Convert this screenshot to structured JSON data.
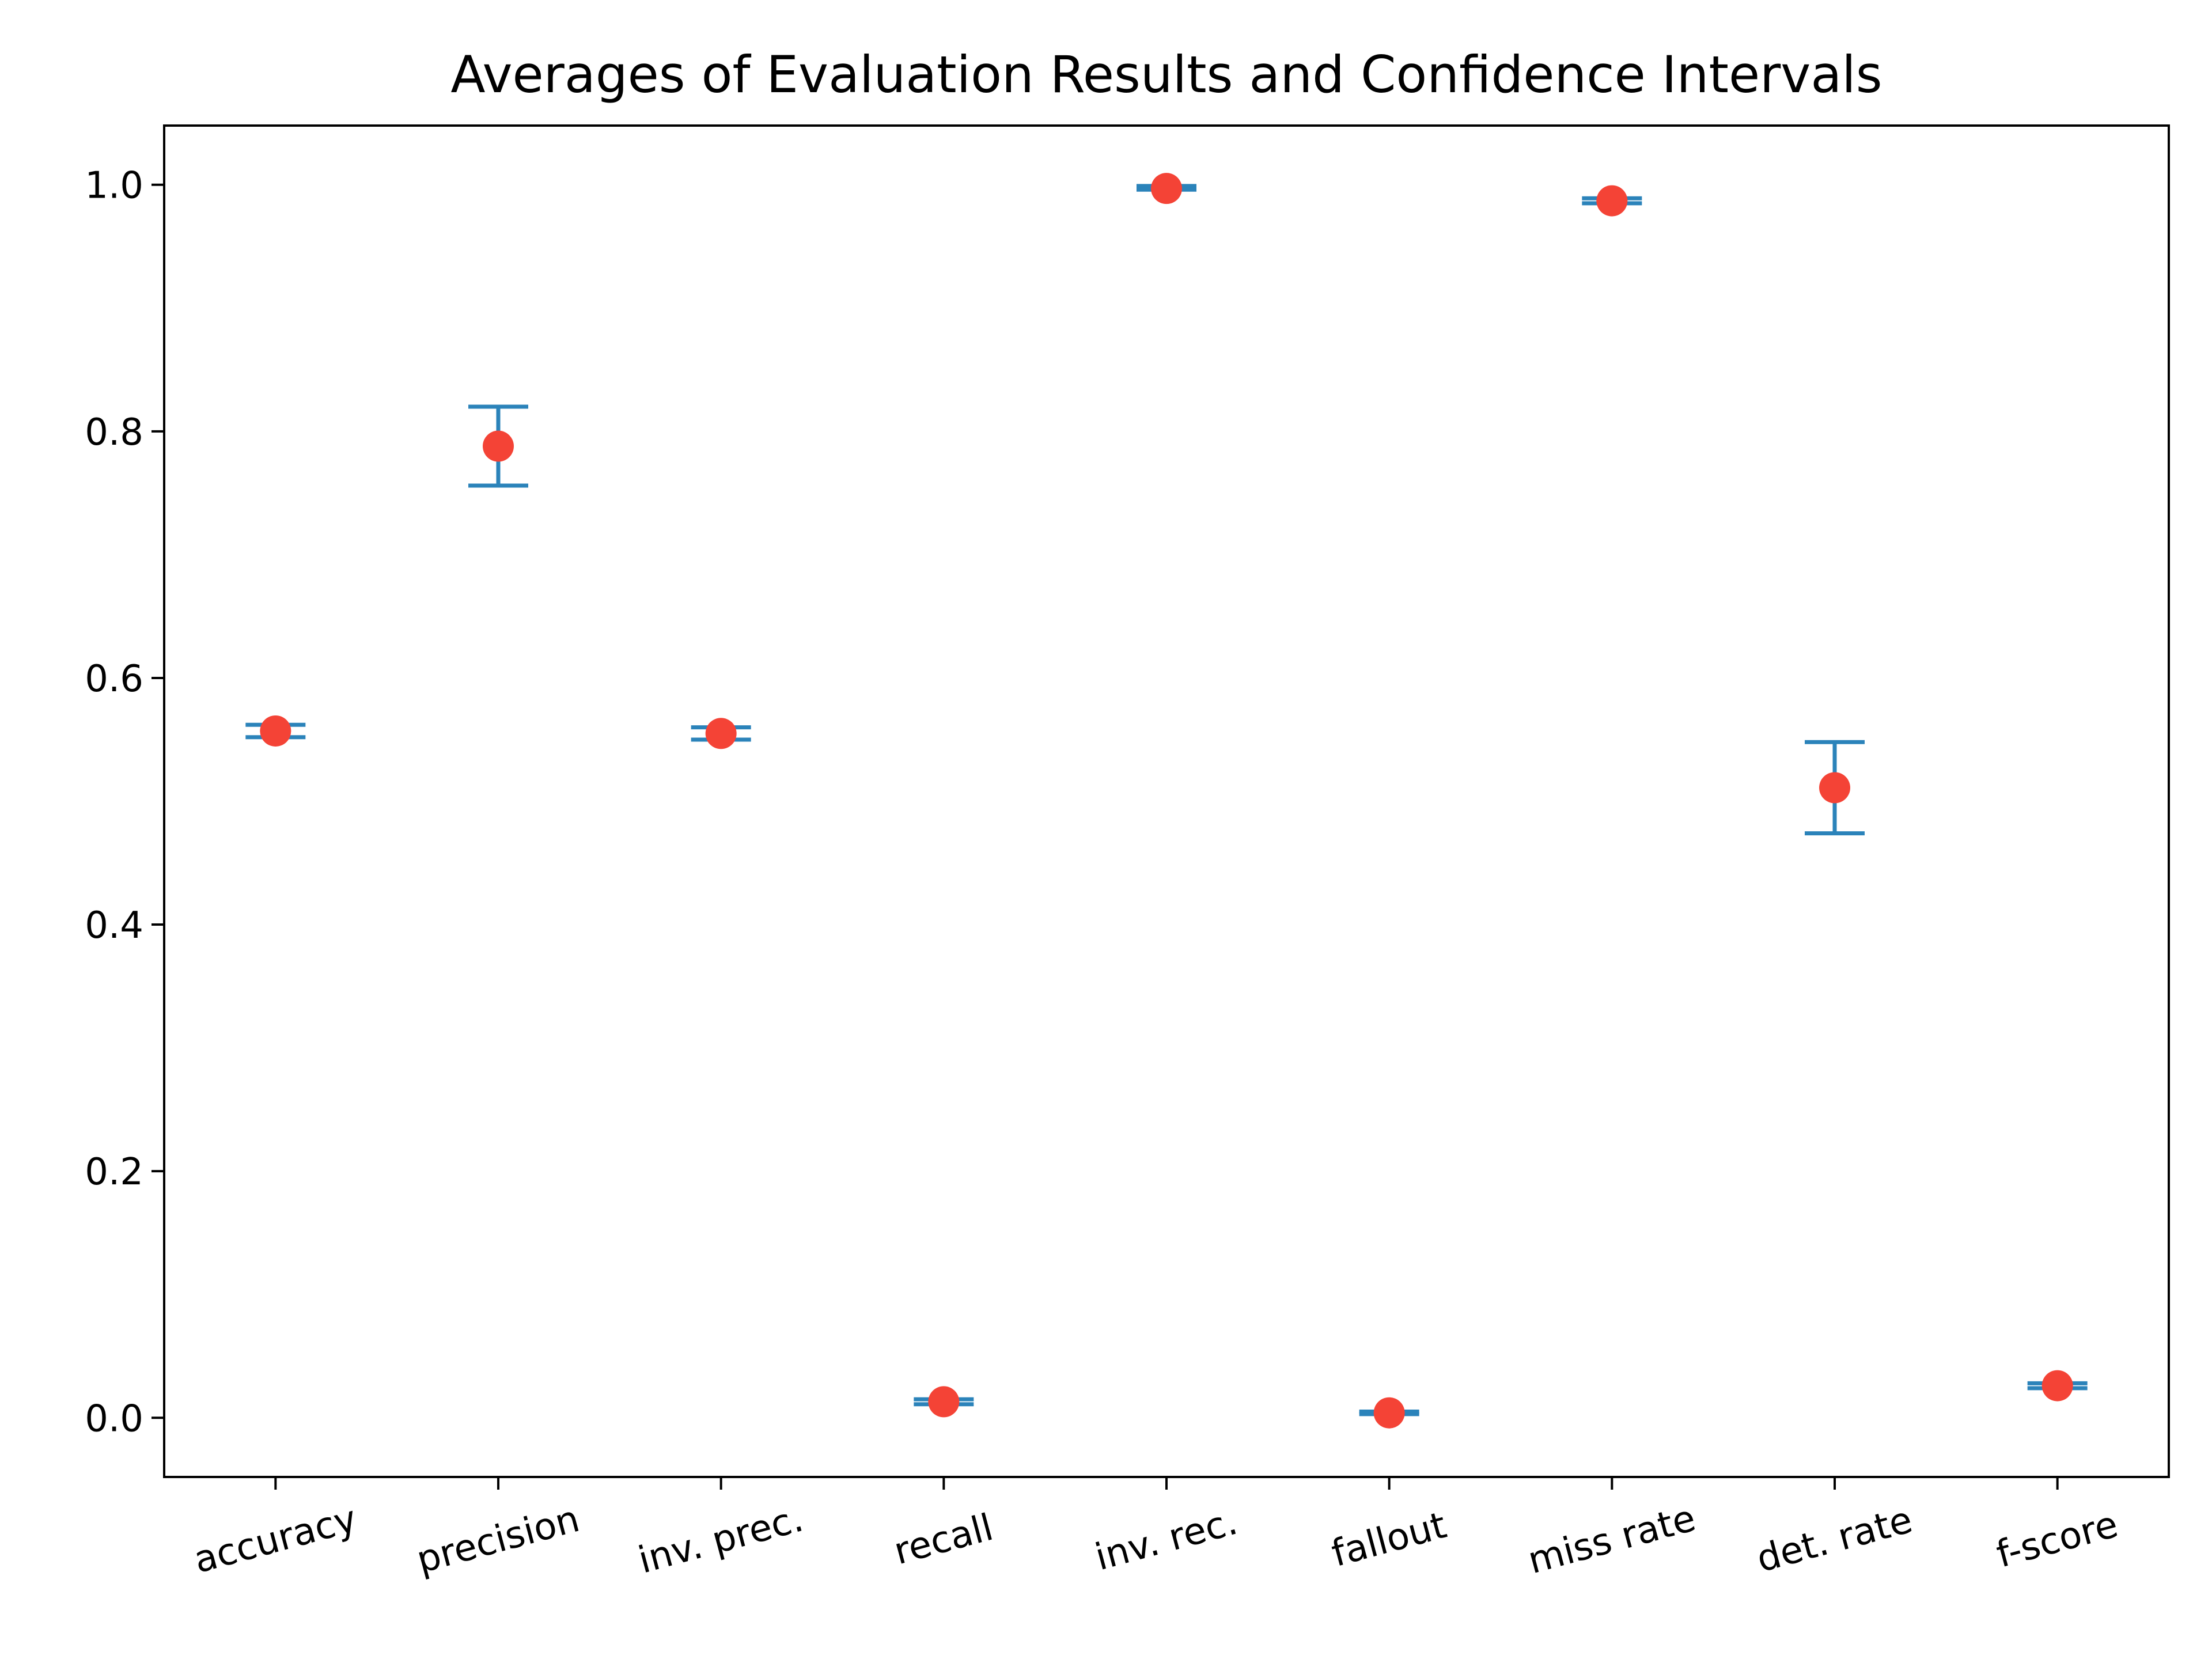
{
  "chart_data": {
    "type": "scatter",
    "title": "Averages of Evaluation Results and Confidence Intervals",
    "xlabel": "",
    "ylabel": "",
    "categories": [
      "accuracy",
      "precision",
      "inv. prec.",
      "recall",
      "inv. rec.",
      "fallout",
      "miss rate",
      "det. rate",
      "f-score"
    ],
    "values": [
      0.557,
      0.788,
      0.555,
      0.013,
      0.997,
      0.004,
      0.987,
      0.511,
      0.026
    ],
    "ci_lower": [
      0.552,
      0.756,
      0.55,
      0.011,
      0.996,
      0.003,
      0.985,
      0.474,
      0.024
    ],
    "ci_upper": [
      0.562,
      0.82,
      0.56,
      0.015,
      0.999,
      0.005,
      0.989,
      0.548,
      0.028
    ],
    "y_ticks": [
      0.0,
      0.2,
      0.4,
      0.6,
      0.8,
      1.0
    ],
    "y_tick_labels": [
      "0.0",
      "0.2",
      "0.4",
      "0.6",
      "0.8",
      "1.0"
    ],
    "ylim": [
      -0.048,
      1.048
    ],
    "grid": false,
    "legend": "none",
    "colors": {
      "marker": "#f44336",
      "errorbar": "#2b83ba"
    }
  }
}
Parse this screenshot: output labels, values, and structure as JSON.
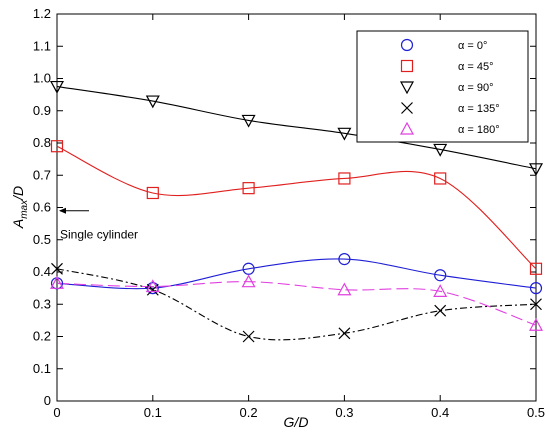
{
  "chart_data": {
    "type": "line",
    "xlabel": "G/D",
    "ylabel": "A_max/D",
    "xlim": [
      0,
      0.5
    ],
    "ylim": [
      0,
      1.2
    ],
    "xticks": [
      0,
      0.1,
      0.2,
      0.3,
      0.4,
      0.5
    ],
    "xtick_labels": [
      "0",
      "0.1",
      "0.2",
      "0.3",
      "0.4",
      "0.5"
    ],
    "yticks": [
      0,
      0.1,
      0.2,
      0.3,
      0.4,
      0.5,
      0.6,
      0.7,
      0.8,
      0.9,
      1.0,
      1.1,
      1.2
    ],
    "ytick_labels": [
      "0",
      "0.1",
      "0.2",
      "0.3",
      "0.4",
      "0.5",
      "0.6",
      "0.7",
      "0.8",
      "0.9",
      "1.0",
      "1.1",
      "1.2"
    ],
    "grid": false,
    "legend_position": "top-right",
    "x": [
      0,
      0.1,
      0.2,
      0.3,
      0.4,
      0.5
    ],
    "series": [
      {
        "name": "α = 0°",
        "marker": "circle",
        "color": "#1f1fd6",
        "dash": "solid",
        "values": [
          0.365,
          0.35,
          0.41,
          0.44,
          0.39,
          0.35
        ]
      },
      {
        "name": "α = 45°",
        "marker": "square",
        "color": "#e0201e",
        "dash": "solid",
        "values": [
          0.79,
          0.645,
          0.66,
          0.69,
          0.69,
          0.41
        ]
      },
      {
        "name": "α = 90°",
        "marker": "triangle-down",
        "color": "#000000",
        "dash": "solid",
        "values": [
          0.975,
          0.93,
          0.87,
          0.83,
          0.78,
          0.72
        ]
      },
      {
        "name": "α = 135°",
        "marker": "x",
        "color": "#000000",
        "dash": "dash-dot",
        "values": [
          0.41,
          0.345,
          0.2,
          0.21,
          0.28,
          0.3
        ]
      },
      {
        "name": "α = 180°",
        "marker": "triangle-up",
        "color": "#e040e0",
        "dash": "long-dash",
        "values": [
          0.365,
          0.355,
          0.37,
          0.345,
          0.34,
          0.235
        ]
      }
    ],
    "annotation": {
      "text": "Single cylinder",
      "y": 0.59
    }
  }
}
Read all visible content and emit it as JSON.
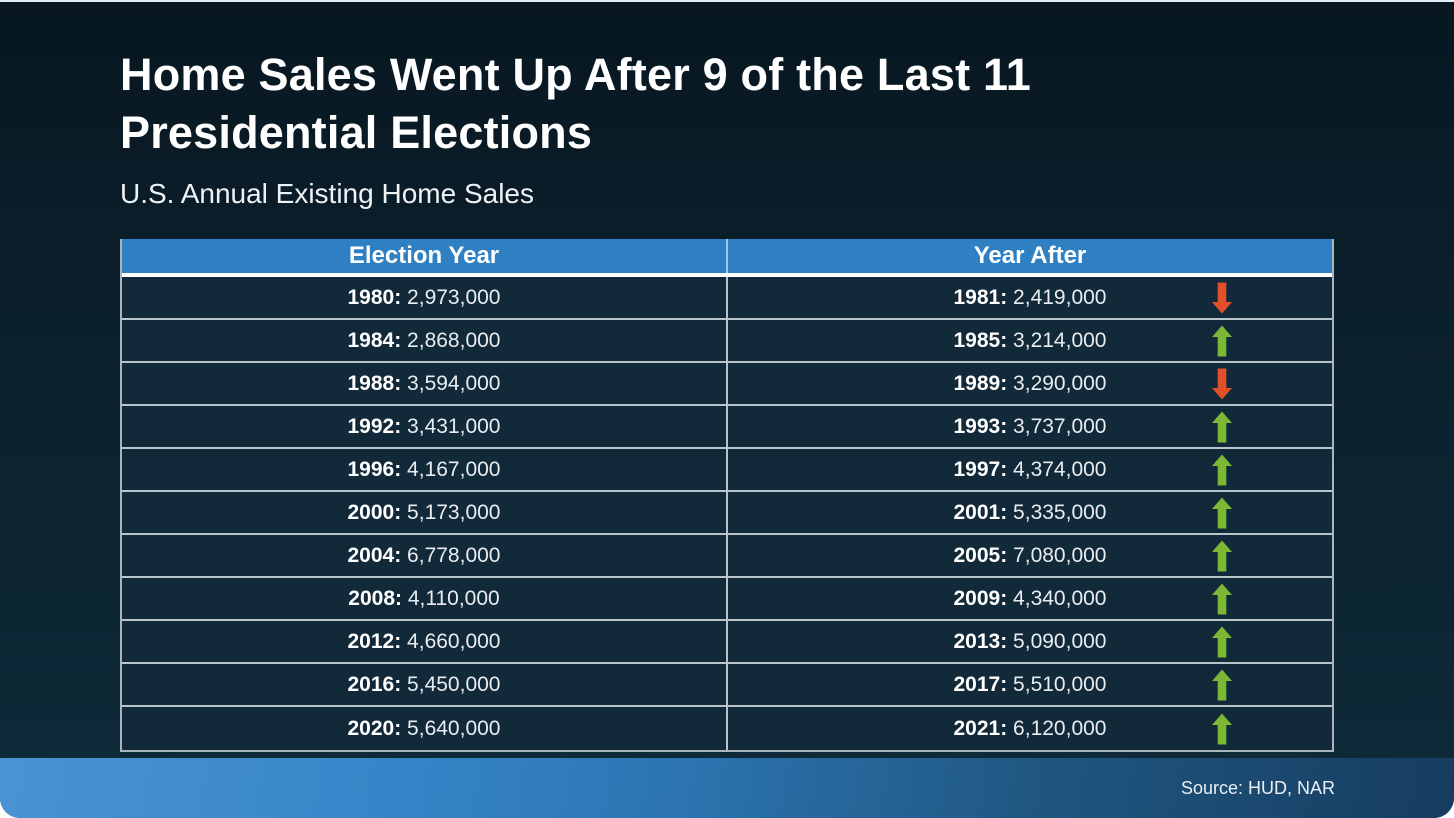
{
  "header": {
    "title_line1": "Home Sales Went Up After 9 of the Last 11",
    "title_line2": "Presidential Elections",
    "subtitle": "U.S. Annual Existing Home Sales"
  },
  "footer": {
    "source": "Source: HUD, NAR"
  },
  "colors": {
    "background_top": "#081720",
    "background_bottom": "#0f2b3a",
    "header_blue": "#2e80c2",
    "row_navy": "#12293a",
    "divider_gray": "#b9c3ca",
    "up_arrow": "#7cb836",
    "down_arrow": "#e2502a",
    "footer_blue_left": "#3584c7",
    "footer_blue_right": "#173c60",
    "text_white": "#ffffff"
  },
  "chart_data": {
    "type": "table",
    "title": "Home Sales Went Up After 9 of the Last 11 Presidential Elections",
    "subtitle": "U.S. Annual Existing Home Sales",
    "columns": [
      "Election Year",
      "Year After"
    ],
    "rows": [
      {
        "election_year": 1980,
        "election_sales": 2973000,
        "year_after": 1981,
        "year_after_sales": 2419000,
        "change": "down"
      },
      {
        "election_year": 1984,
        "election_sales": 2868000,
        "year_after": 1985,
        "year_after_sales": 3214000,
        "change": "up"
      },
      {
        "election_year": 1988,
        "election_sales": 3594000,
        "year_after": 1989,
        "year_after_sales": 3290000,
        "change": "down"
      },
      {
        "election_year": 1992,
        "election_sales": 3431000,
        "year_after": 1993,
        "year_after_sales": 3737000,
        "change": "up"
      },
      {
        "election_year": 1996,
        "election_sales": 4167000,
        "year_after": 1997,
        "year_after_sales": 4374000,
        "change": "up"
      },
      {
        "election_year": 2000,
        "election_sales": 5173000,
        "year_after": 2001,
        "year_after_sales": 5335000,
        "change": "up"
      },
      {
        "election_year": 2004,
        "election_sales": 6778000,
        "year_after": 2005,
        "year_after_sales": 7080000,
        "change": "up"
      },
      {
        "election_year": 2008,
        "election_sales": 4110000,
        "year_after": 2009,
        "year_after_sales": 4340000,
        "change": "up"
      },
      {
        "election_year": 2012,
        "election_sales": 4660000,
        "year_after": 2013,
        "year_after_sales": 5090000,
        "change": "up"
      },
      {
        "election_year": 2016,
        "election_sales": 5450000,
        "year_after": 2017,
        "year_after_sales": 5510000,
        "change": "up"
      },
      {
        "election_year": 2020,
        "election_sales": 5640000,
        "year_after": 2021,
        "year_after_sales": 6120000,
        "change": "up"
      }
    ],
    "source": "Source: HUD, NAR"
  }
}
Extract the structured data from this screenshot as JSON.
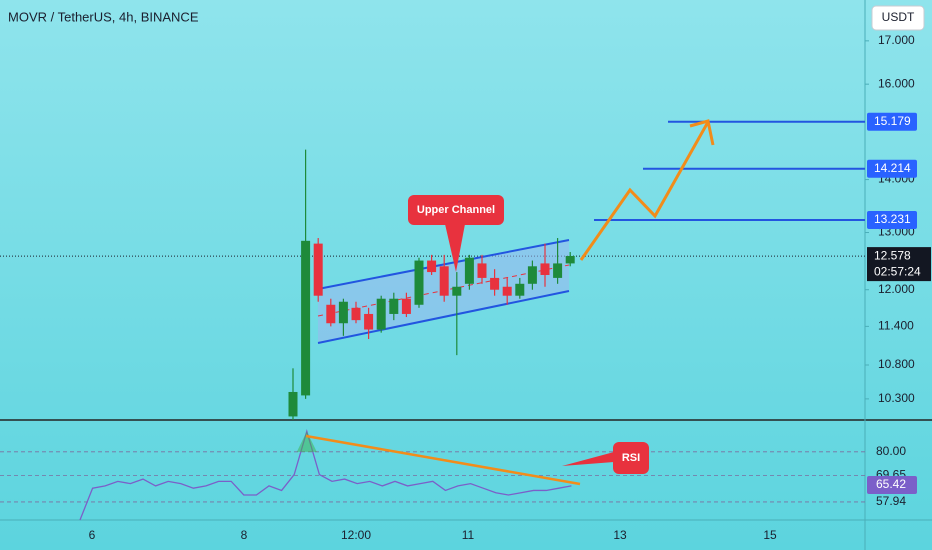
{
  "chart_data": {
    "type": "candlestick",
    "title": "MOVR / TetherUS, 4h, BINANCE",
    "currency_button": "USDT",
    "log_scale": true,
    "ylim": [
      10,
      18
    ],
    "yticks": [
      {
        "value": 17,
        "label": "17.000"
      },
      {
        "value": 16,
        "label": "16.000"
      },
      {
        "value": 14,
        "label": "14.000"
      },
      {
        "value": 13,
        "label": "13.000"
      },
      {
        "value": 12,
        "label": "12.000"
      },
      {
        "value": 11.4,
        "label": "11.400"
      },
      {
        "value": 10.8,
        "label": "10.800"
      },
      {
        "value": 10.3,
        "label": "10.300"
      }
    ],
    "x_labels": [
      "6",
      "8",
      "12:00",
      "11",
      "13",
      "15"
    ],
    "up_color": "#1e8a3a",
    "down_color": "#e8323e",
    "candles": {
      "open": [
        10.05,
        10.35,
        12.8,
        11.75,
        11.45,
        11.7,
        11.6,
        11.35,
        11.6,
        11.85,
        11.75,
        12.5,
        12.4,
        11.9,
        12.1,
        12.45,
        12.2,
        12.05,
        11.9,
        12.1,
        12.45,
        12.2,
        12.45
      ],
      "high": [
        10.75,
        14.6,
        12.9,
        11.85,
        11.85,
        11.8,
        11.7,
        11.9,
        11.95,
        11.95,
        12.55,
        12.6,
        12.6,
        12.3,
        12.6,
        12.6,
        12.35,
        12.2,
        12.2,
        12.5,
        12.8,
        12.9,
        12.65
      ],
      "low": [
        10.0,
        10.3,
        11.8,
        11.4,
        11.25,
        11.45,
        11.2,
        11.3,
        11.5,
        11.55,
        11.7,
        12.25,
        11.8,
        10.95,
        12.0,
        12.1,
        11.9,
        11.75,
        11.85,
        12.0,
        12.05,
        12.1,
        12.4
      ],
      "close": [
        10.4,
        12.85,
        11.9,
        11.45,
        11.8,
        11.5,
        11.35,
        11.85,
        11.85,
        11.6,
        12.5,
        12.3,
        11.9,
        12.05,
        12.55,
        12.2,
        12.0,
        11.9,
        12.1,
        12.4,
        12.25,
        12.45,
        12.58
      ]
    },
    "current_price": 12.578,
    "countdown": "02:57:24",
    "levels": [
      15.179,
      14.214,
      13.231
    ],
    "annotations": [
      "Upper Channel",
      "RSI"
    ],
    "rsi": {
      "ylim": [
        50,
        94
      ],
      "yticks": [
        {
          "value": 80,
          "label": "80.00"
        },
        69.65,
        57.94
      ],
      "current": 65.42,
      "color": "#7b5fc9",
      "values": [
        50,
        64,
        65,
        67,
        66,
        68,
        65,
        67,
        66,
        64,
        65,
        67,
        67,
        61,
        61,
        65,
        63,
        70,
        89,
        70,
        67,
        68,
        66,
        67,
        65,
        67,
        65,
        66,
        67,
        63,
        65,
        66,
        64,
        62,
        61,
        62,
        63,
        63,
        64,
        65
      ]
    }
  }
}
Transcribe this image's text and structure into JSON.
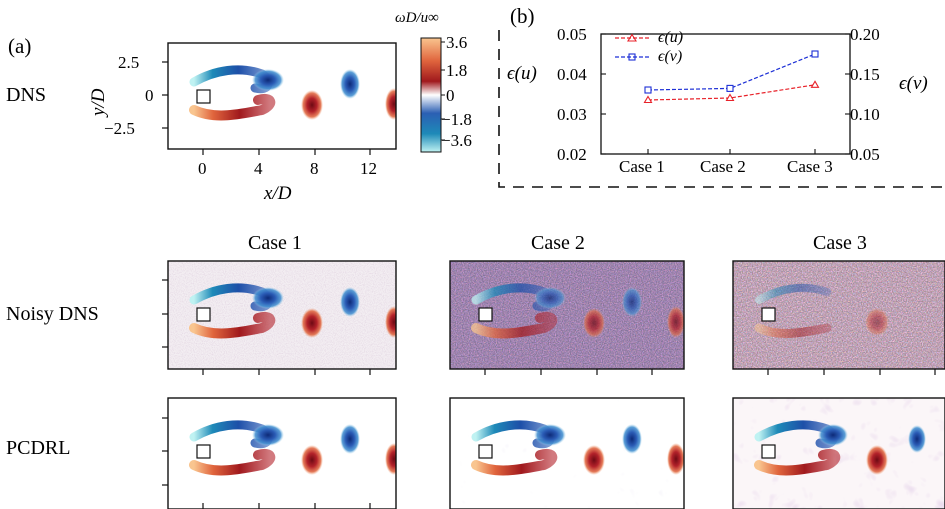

EXERCISE GOAL:
Copy every line that contains the string "Last".

FINISHED TASK:
    "title_line1": "Home Sales Went Up After 9 of the Last 11",
    "title": "Home Sales Went Up After 9 of the Last 11 Presidential Elections",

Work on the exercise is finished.